▸ Stated task
Leave out the images and repeat the listing below without a single change.

Records:
BEGIN

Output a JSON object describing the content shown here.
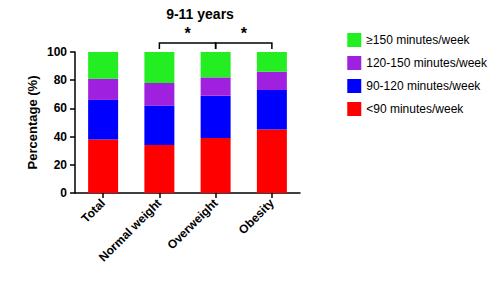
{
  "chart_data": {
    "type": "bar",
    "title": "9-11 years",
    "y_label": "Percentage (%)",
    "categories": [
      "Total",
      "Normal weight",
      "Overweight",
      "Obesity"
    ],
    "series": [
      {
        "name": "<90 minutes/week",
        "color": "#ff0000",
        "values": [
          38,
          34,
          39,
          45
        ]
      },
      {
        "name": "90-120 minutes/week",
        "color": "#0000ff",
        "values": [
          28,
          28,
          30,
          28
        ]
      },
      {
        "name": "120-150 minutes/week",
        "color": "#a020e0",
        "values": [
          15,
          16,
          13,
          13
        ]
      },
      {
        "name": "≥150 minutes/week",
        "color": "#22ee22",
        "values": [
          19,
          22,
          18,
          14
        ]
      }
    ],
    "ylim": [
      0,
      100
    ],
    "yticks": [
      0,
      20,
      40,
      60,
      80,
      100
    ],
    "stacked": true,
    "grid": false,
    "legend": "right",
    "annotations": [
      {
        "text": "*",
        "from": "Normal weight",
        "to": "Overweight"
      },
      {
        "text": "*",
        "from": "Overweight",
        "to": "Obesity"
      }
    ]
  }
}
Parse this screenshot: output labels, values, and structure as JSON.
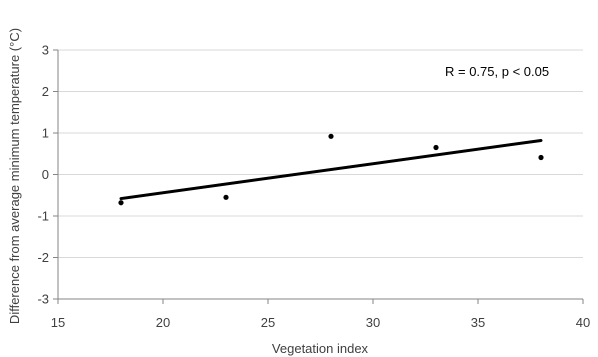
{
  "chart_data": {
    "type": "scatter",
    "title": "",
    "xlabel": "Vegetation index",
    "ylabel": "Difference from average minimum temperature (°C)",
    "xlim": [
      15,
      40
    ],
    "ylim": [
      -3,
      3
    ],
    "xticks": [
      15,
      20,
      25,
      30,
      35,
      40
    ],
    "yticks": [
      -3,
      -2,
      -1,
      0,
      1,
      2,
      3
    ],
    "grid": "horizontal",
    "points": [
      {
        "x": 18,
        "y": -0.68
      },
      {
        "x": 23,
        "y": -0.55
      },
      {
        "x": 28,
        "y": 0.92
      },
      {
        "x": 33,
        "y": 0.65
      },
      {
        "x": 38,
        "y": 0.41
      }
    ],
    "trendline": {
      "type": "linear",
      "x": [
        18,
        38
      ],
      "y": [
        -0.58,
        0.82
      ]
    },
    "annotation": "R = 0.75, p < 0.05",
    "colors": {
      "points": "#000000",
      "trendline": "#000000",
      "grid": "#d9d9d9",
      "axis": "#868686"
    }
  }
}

END

▸ Answer to the problem
Output a JSON object describing the content shown here.
{
  "chart_data": {
    "type": "bar",
    "title": "9-11 years",
    "y_label": "Percentage (%)",
    "categories": [
      "Total",
      "Normal weight",
      "Overweight",
      "Obesity"
    ],
    "series": [
      {
        "name": "<90 minutes/week",
        "color": "#ff0000",
        "values": [
          38,
          34,
          39,
          45
        ]
      },
      {
        "name": "90-120 minutes/week",
        "color": "#0000ff",
        "values": [
          28,
          28,
          30,
          28
        ]
      },
      {
        "name": "120-150 minutes/week",
        "color": "#a020e0",
        "values": [
          15,
          16,
          13,
          13
        ]
      },
      {
        "name": "≥150 minutes/week",
        "color": "#22ee22",
        "values": [
          19,
          22,
          18,
          14
        ]
      }
    ],
    "ylim": [
      0,
      100
    ],
    "yticks": [
      0,
      20,
      40,
      60,
      80,
      100
    ],
    "stacked": true,
    "grid": false,
    "legend": "right",
    "annotations": [
      {
        "text": "*",
        "from": "Normal weight",
        "to": "Overweight"
      },
      {
        "text": "*",
        "from": "Overweight",
        "to": "Obesity"
      }
    ]
  }
}
Parse this screenshot: output labels, values, and structure as JSON.
{
  "chart_data": {
    "type": "scatter",
    "title": "",
    "xlabel": "Vegetation index",
    "ylabel": "Difference from average minimum temperature (°C)",
    "xlim": [
      15,
      40
    ],
    "ylim": [
      -3,
      3
    ],
    "xticks": [
      15,
      20,
      25,
      30,
      35,
      40
    ],
    "yticks": [
      -3,
      -2,
      -1,
      0,
      1,
      2,
      3
    ],
    "grid": "horizontal",
    "points": [
      {
        "x": 18,
        "y": -0.68
      },
      {
        "x": 23,
        "y": -0.55
      },
      {
        "x": 28,
        "y": 0.92
      },
      {
        "x": 33,
        "y": 0.65
      },
      {
        "x": 38,
        "y": 0.41
      }
    ],
    "trendline": {
      "type": "linear",
      "x": [
        18,
        38
      ],
      "y": [
        -0.58,
        0.82
      ]
    },
    "annotation": "R = 0.75, p < 0.05",
    "colors": {
      "points": "#000000",
      "trendline": "#000000",
      "grid": "#d9d9d9",
      "axis": "#868686"
    }
  }
}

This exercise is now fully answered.